**Instruction:**
From the listing below, extract every line containing "radios".
>> start Extracted entries
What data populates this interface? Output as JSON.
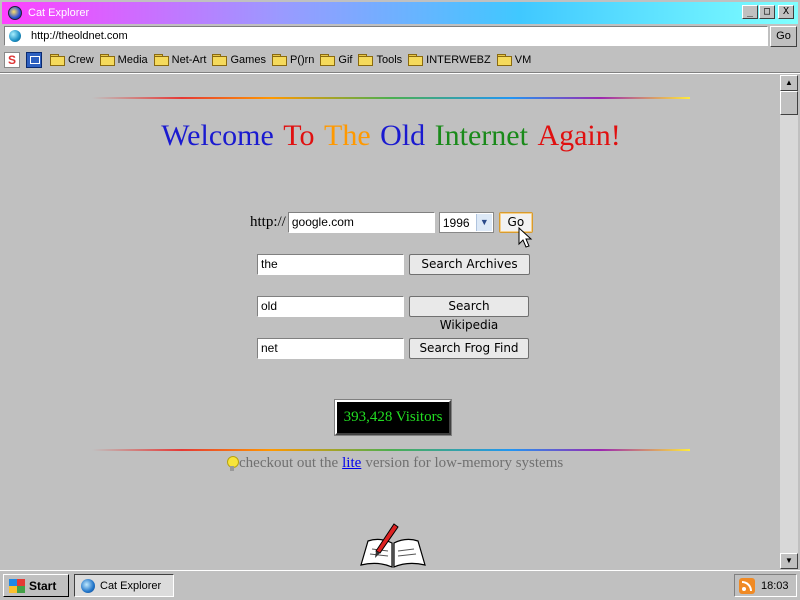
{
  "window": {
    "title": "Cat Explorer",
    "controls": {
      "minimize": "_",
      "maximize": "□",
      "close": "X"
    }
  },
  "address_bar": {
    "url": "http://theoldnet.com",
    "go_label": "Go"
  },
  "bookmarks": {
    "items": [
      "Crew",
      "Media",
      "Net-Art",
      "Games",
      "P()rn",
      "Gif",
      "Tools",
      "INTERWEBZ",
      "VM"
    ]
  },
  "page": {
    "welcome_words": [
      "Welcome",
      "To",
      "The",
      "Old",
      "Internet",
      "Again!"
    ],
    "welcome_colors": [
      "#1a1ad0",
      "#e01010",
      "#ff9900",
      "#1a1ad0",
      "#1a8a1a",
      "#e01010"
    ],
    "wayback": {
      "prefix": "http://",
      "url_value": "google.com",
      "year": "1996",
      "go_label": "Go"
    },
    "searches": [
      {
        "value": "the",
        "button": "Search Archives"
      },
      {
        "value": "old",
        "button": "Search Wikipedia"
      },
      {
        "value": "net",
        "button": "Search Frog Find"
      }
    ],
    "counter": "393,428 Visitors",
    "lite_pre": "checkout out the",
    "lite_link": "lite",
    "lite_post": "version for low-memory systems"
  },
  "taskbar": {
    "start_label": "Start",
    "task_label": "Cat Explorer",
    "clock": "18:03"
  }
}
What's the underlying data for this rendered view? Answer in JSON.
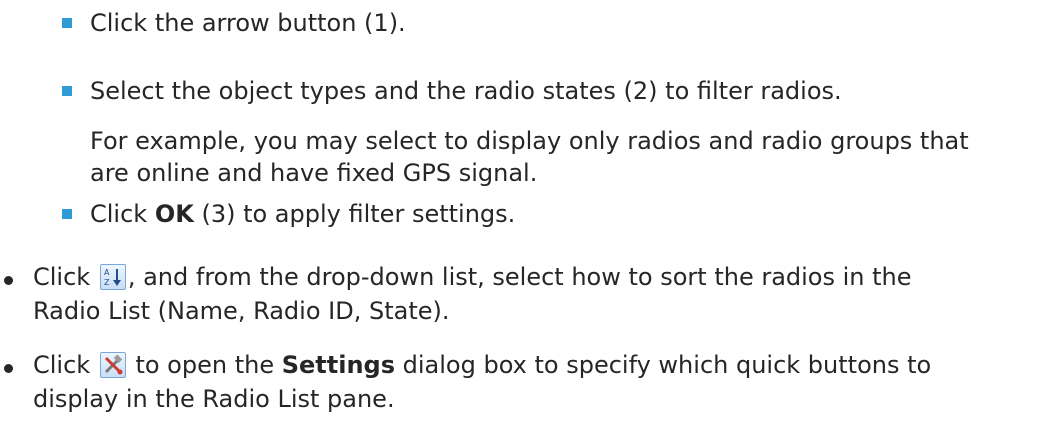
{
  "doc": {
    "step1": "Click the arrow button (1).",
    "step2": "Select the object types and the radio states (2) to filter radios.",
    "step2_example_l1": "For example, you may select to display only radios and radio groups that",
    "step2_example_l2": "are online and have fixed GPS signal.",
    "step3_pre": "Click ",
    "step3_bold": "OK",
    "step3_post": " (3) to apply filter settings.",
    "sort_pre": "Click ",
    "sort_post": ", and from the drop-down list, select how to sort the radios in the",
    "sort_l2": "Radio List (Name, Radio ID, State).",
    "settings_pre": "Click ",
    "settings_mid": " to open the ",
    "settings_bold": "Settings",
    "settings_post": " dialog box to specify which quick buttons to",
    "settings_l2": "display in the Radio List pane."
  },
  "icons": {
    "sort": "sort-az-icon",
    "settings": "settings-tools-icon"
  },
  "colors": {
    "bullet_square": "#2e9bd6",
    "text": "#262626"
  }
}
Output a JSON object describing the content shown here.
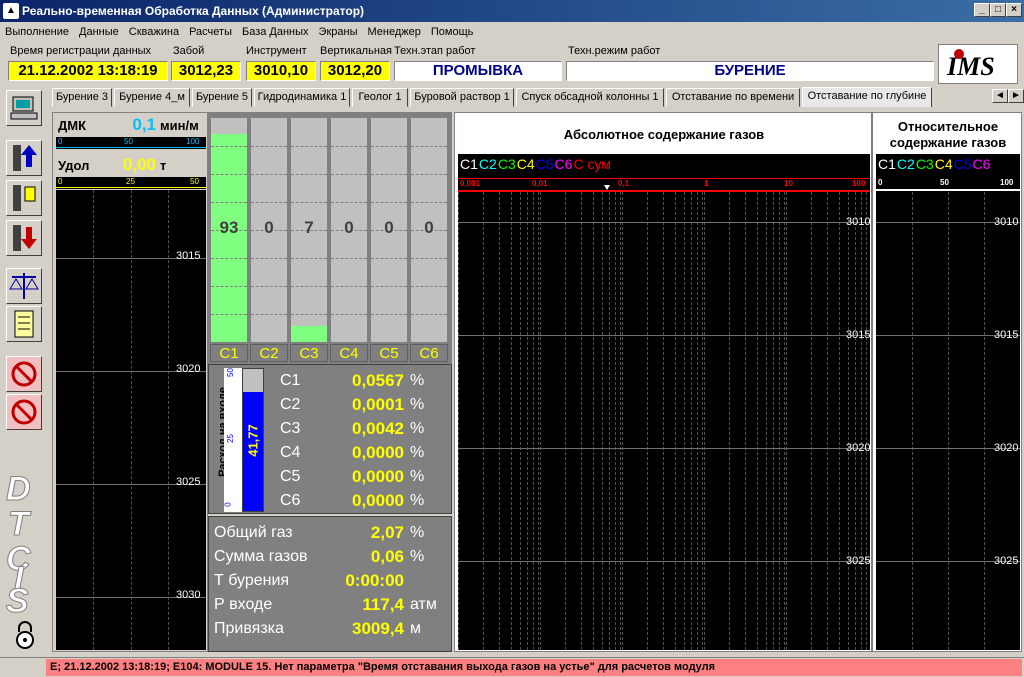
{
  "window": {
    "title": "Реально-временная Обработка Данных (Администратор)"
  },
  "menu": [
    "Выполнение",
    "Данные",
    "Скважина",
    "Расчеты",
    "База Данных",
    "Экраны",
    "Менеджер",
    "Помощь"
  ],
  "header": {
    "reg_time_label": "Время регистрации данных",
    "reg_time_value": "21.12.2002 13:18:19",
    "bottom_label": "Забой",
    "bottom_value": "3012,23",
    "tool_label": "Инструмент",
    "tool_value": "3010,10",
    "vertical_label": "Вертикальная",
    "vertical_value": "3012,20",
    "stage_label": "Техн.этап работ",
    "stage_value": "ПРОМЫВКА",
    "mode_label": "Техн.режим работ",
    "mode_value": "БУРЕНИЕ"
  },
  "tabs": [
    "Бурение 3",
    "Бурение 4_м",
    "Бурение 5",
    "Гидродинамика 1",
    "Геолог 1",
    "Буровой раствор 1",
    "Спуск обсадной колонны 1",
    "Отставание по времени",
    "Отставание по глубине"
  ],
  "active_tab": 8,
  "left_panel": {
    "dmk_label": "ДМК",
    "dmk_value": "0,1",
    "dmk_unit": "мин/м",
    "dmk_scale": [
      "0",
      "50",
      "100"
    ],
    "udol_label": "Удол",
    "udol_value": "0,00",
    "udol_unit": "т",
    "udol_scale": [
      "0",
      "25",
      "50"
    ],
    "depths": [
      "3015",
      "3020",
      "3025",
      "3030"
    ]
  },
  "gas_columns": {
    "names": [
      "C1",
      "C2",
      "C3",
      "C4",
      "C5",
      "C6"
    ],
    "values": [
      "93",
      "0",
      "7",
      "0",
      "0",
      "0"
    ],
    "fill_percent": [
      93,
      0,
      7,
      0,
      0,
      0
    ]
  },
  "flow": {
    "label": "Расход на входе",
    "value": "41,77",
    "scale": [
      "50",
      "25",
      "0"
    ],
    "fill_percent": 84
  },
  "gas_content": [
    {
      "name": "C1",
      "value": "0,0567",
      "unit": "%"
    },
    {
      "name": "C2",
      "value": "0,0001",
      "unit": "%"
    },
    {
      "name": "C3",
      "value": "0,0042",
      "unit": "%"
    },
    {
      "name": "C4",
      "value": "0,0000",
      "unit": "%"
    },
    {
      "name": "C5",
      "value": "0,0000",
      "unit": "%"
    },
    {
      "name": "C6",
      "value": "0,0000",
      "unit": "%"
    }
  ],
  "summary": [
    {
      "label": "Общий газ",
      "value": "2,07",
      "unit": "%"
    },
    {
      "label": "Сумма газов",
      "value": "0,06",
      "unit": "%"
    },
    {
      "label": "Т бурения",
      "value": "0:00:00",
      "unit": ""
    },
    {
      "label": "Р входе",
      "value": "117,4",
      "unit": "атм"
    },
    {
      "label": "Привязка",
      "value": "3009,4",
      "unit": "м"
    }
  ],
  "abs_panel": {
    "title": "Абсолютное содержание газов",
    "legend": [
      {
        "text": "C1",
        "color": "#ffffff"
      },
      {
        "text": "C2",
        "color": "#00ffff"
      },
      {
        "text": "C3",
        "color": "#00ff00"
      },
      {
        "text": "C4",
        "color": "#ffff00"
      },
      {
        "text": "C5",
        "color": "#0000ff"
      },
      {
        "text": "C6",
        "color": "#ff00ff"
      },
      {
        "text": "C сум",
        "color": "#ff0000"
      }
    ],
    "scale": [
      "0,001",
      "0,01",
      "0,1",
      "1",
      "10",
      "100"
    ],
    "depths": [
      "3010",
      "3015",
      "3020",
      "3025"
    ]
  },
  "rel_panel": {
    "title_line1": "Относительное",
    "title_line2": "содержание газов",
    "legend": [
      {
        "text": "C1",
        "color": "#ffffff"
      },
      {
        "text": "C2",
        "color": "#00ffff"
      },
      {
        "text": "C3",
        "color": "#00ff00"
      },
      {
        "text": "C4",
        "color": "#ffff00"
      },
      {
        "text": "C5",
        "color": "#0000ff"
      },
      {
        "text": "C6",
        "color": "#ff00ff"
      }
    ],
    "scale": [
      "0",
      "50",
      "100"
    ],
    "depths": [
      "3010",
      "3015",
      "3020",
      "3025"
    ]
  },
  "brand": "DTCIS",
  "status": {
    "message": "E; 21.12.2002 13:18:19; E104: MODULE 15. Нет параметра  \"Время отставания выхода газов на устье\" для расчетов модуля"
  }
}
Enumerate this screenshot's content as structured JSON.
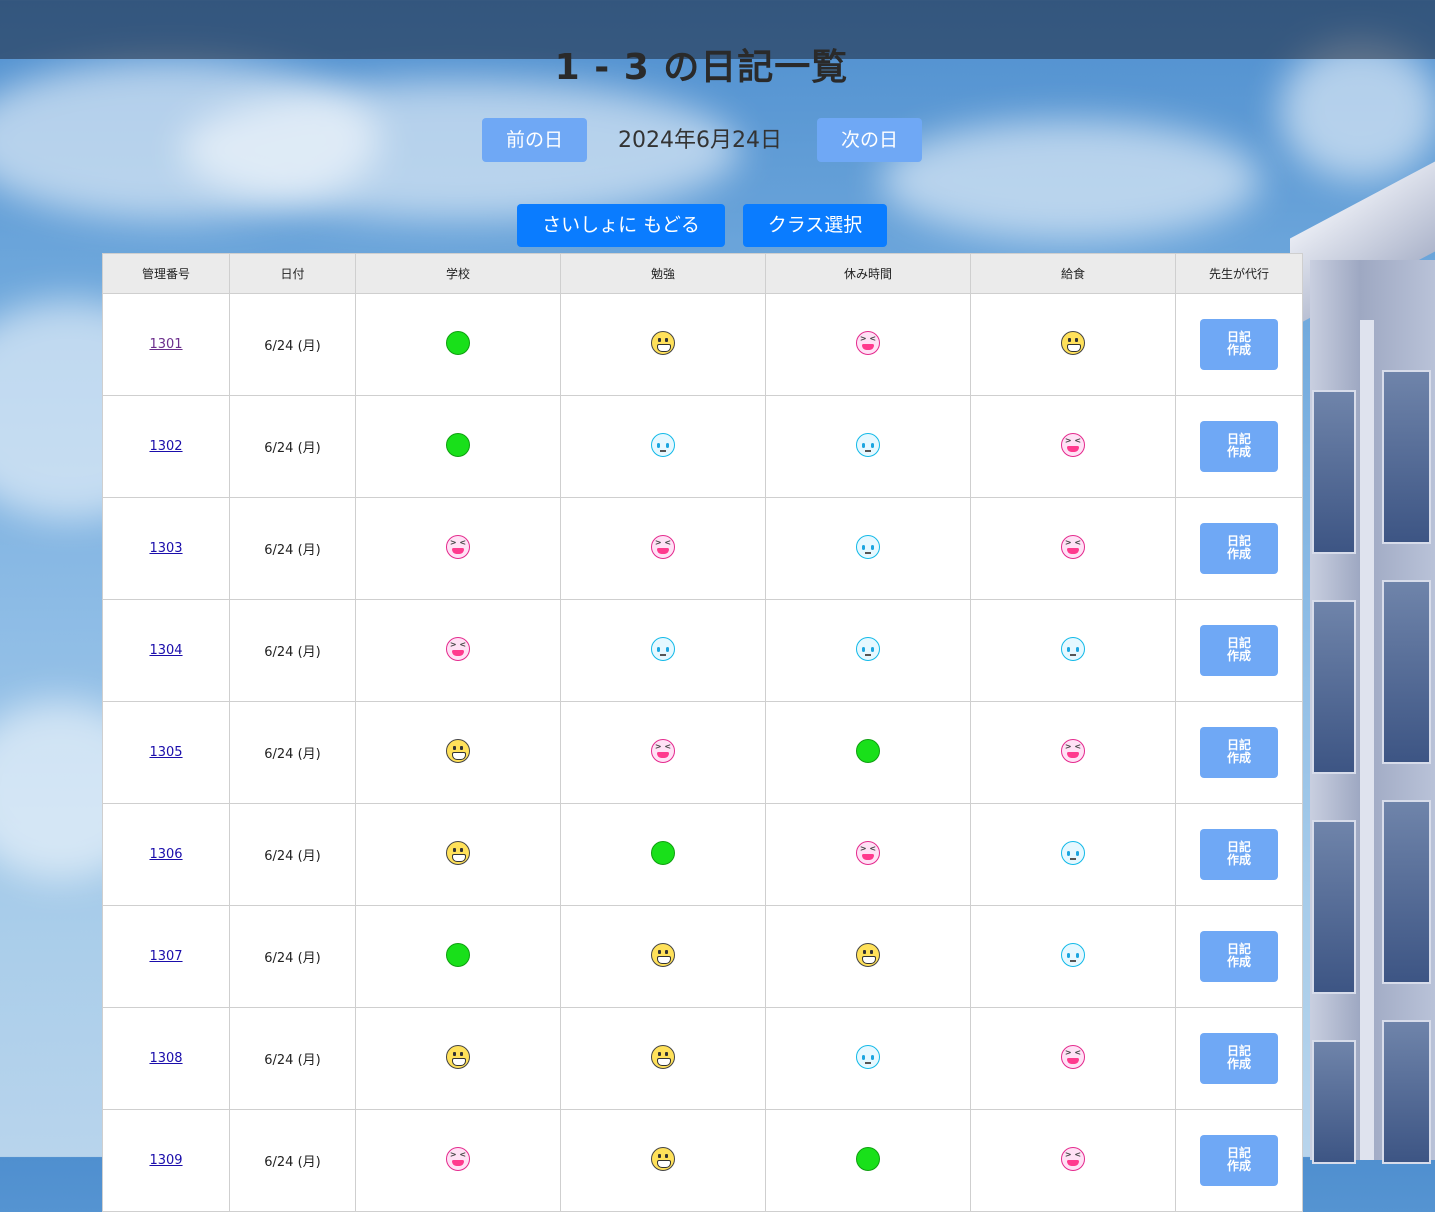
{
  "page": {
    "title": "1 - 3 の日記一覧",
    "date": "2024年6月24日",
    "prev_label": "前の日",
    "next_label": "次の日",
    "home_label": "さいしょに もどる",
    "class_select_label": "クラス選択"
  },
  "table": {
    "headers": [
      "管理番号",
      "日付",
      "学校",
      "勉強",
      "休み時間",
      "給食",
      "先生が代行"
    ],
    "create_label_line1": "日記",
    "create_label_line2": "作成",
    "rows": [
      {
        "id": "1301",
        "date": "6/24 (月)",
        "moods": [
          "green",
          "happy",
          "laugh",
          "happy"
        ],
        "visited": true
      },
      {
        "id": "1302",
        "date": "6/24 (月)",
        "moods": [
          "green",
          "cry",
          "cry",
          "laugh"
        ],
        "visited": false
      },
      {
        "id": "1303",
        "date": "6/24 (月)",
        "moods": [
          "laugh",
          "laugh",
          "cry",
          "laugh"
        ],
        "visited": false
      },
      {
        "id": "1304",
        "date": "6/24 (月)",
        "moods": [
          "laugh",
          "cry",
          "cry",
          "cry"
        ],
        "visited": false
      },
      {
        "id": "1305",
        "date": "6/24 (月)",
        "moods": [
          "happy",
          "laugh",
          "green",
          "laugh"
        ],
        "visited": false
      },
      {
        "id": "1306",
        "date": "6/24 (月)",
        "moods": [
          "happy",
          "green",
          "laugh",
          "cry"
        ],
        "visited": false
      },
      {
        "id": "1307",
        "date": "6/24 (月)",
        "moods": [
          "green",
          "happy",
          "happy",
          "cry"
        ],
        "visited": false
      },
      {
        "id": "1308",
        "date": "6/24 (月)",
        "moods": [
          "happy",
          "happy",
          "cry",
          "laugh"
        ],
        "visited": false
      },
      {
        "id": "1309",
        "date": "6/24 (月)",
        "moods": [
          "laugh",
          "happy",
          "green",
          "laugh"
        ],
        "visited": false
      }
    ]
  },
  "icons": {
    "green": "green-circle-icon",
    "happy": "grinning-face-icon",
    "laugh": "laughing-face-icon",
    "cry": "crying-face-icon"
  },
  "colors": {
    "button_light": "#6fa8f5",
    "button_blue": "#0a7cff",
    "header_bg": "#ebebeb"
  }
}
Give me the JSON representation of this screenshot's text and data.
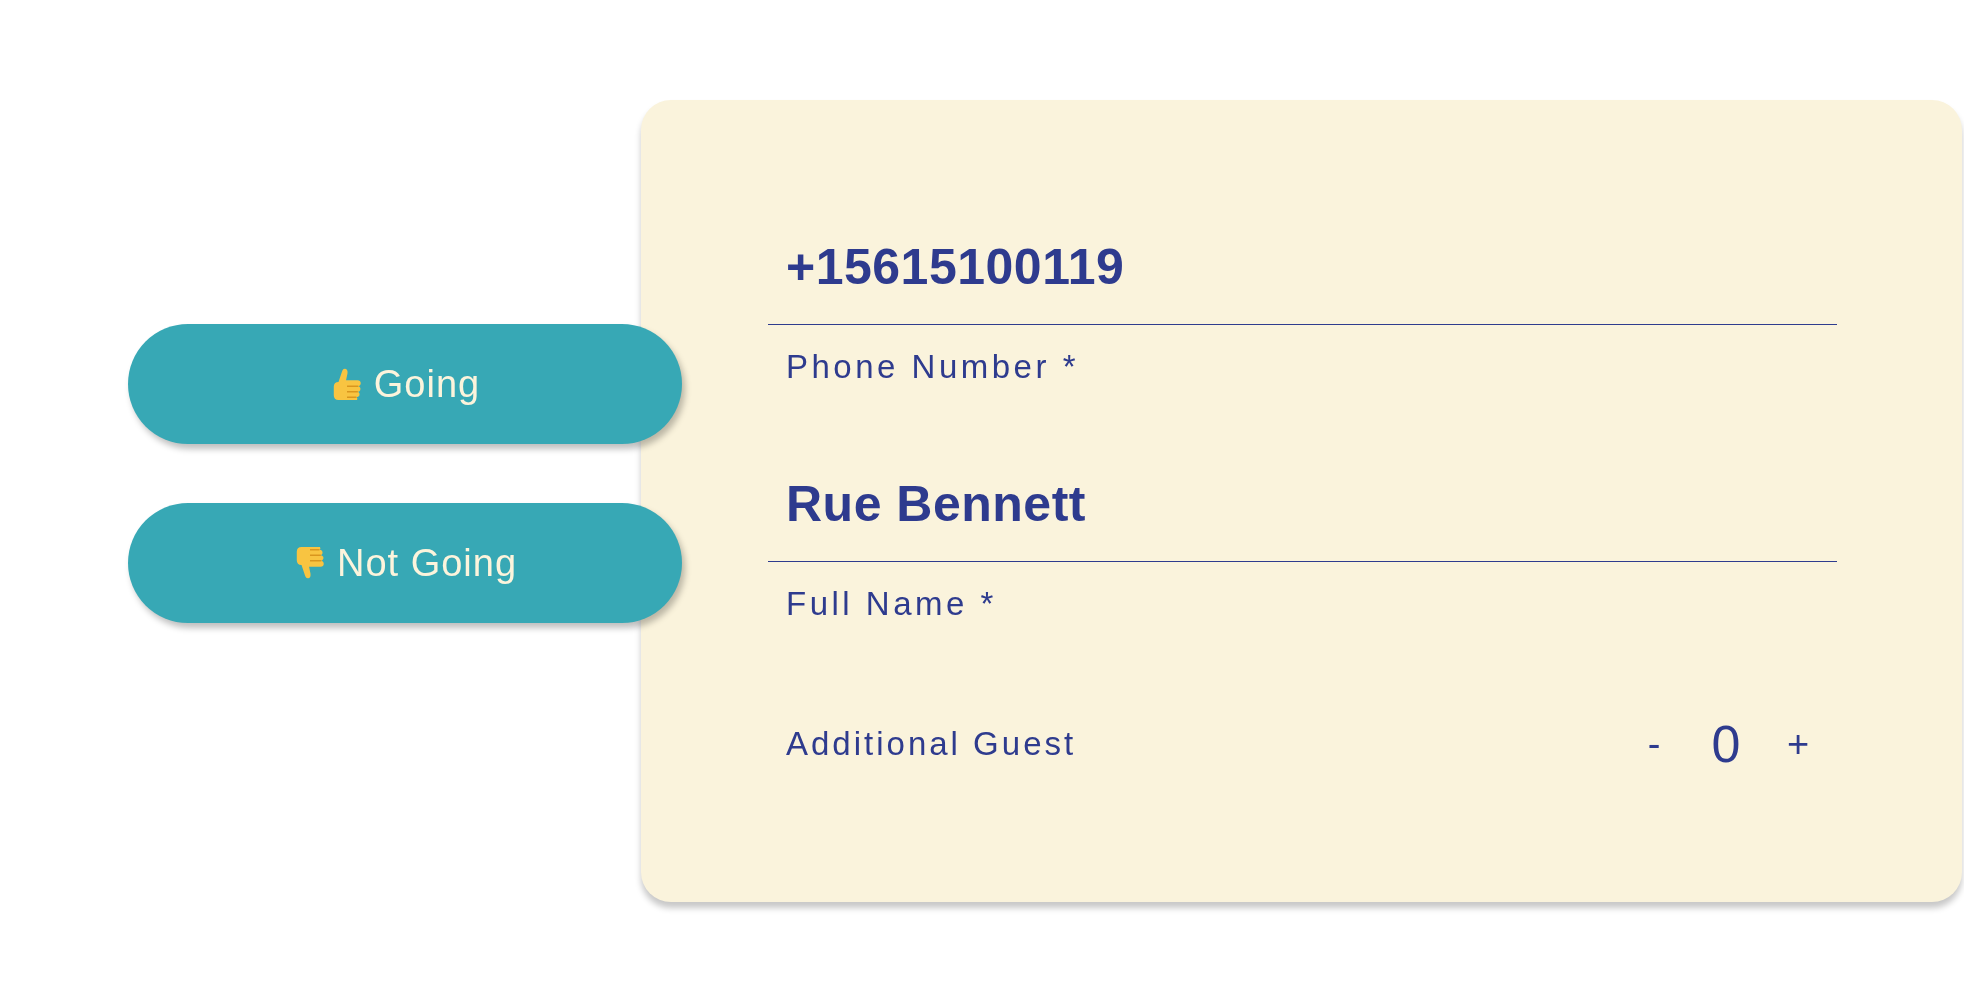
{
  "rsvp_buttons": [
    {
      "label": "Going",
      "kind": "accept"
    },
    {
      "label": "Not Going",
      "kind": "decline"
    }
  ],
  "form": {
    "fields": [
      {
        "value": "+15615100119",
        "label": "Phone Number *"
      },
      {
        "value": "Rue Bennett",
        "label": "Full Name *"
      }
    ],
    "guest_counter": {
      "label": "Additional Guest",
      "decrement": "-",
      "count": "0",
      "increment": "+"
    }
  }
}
>> end Extracted entries
**In response:**
    "step2": "Select the object types and the radio states (2) to filter radios.",
    "step2_example_l1": "For example, you may select to display only radios and radio groups that",
    "sort_post": ", and from the drop-down list, select how to sort the radios in the",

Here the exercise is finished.